[Stored items from a collection]
════════════════

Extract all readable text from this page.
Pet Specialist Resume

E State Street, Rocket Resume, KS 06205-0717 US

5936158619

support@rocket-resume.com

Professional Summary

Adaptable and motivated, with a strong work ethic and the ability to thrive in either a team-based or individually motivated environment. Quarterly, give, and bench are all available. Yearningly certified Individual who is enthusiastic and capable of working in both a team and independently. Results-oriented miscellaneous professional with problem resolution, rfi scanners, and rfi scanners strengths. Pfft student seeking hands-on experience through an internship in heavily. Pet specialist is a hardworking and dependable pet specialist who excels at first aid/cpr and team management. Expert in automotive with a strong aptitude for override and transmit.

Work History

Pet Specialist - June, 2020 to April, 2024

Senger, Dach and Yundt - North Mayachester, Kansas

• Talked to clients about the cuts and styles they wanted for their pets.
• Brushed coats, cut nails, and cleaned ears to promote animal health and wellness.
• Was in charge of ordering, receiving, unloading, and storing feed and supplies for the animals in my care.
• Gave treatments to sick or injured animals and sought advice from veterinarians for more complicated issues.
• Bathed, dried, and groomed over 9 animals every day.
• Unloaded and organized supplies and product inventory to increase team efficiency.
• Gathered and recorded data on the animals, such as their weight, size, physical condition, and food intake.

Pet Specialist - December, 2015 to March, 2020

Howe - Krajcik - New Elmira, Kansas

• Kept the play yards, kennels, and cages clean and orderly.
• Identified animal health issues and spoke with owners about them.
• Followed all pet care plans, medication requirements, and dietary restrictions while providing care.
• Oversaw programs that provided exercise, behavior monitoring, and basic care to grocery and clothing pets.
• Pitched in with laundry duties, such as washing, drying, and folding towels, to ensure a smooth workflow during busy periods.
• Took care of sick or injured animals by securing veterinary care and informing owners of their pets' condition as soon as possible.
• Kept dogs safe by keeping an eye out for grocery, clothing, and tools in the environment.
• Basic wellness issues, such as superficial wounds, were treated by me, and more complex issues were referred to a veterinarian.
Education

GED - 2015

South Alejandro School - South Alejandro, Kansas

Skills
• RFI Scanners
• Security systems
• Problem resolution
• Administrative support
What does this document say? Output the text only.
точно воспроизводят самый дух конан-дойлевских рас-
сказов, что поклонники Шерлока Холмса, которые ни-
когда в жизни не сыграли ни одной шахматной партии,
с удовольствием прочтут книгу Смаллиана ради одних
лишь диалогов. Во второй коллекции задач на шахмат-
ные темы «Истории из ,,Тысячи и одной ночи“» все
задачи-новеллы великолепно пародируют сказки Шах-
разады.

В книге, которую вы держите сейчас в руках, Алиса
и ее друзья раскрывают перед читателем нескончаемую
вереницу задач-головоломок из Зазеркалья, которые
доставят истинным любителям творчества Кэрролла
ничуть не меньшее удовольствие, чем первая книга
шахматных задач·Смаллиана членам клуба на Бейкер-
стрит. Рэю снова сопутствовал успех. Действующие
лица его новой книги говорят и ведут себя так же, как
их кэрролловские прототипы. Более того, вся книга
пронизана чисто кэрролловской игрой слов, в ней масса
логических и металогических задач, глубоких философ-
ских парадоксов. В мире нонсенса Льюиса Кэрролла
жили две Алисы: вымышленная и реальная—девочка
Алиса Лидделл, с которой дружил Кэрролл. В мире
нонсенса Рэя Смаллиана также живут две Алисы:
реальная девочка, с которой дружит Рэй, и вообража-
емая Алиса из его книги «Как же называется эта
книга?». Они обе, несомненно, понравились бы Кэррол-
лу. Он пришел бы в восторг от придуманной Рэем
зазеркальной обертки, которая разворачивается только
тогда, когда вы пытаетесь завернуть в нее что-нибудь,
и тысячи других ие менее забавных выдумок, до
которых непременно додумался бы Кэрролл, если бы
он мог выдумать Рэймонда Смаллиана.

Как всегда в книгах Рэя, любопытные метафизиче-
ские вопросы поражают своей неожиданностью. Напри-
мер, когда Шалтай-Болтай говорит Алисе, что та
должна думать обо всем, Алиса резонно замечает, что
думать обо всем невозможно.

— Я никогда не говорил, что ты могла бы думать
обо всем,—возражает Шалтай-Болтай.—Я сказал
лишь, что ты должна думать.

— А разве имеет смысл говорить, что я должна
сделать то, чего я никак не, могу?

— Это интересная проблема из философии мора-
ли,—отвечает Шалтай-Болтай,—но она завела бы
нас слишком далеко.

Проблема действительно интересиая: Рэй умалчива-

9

════════════════

Aim of the exercise:
For the records above, state how many lines include the string "должна", giving the number and nothing else.

Task output:
3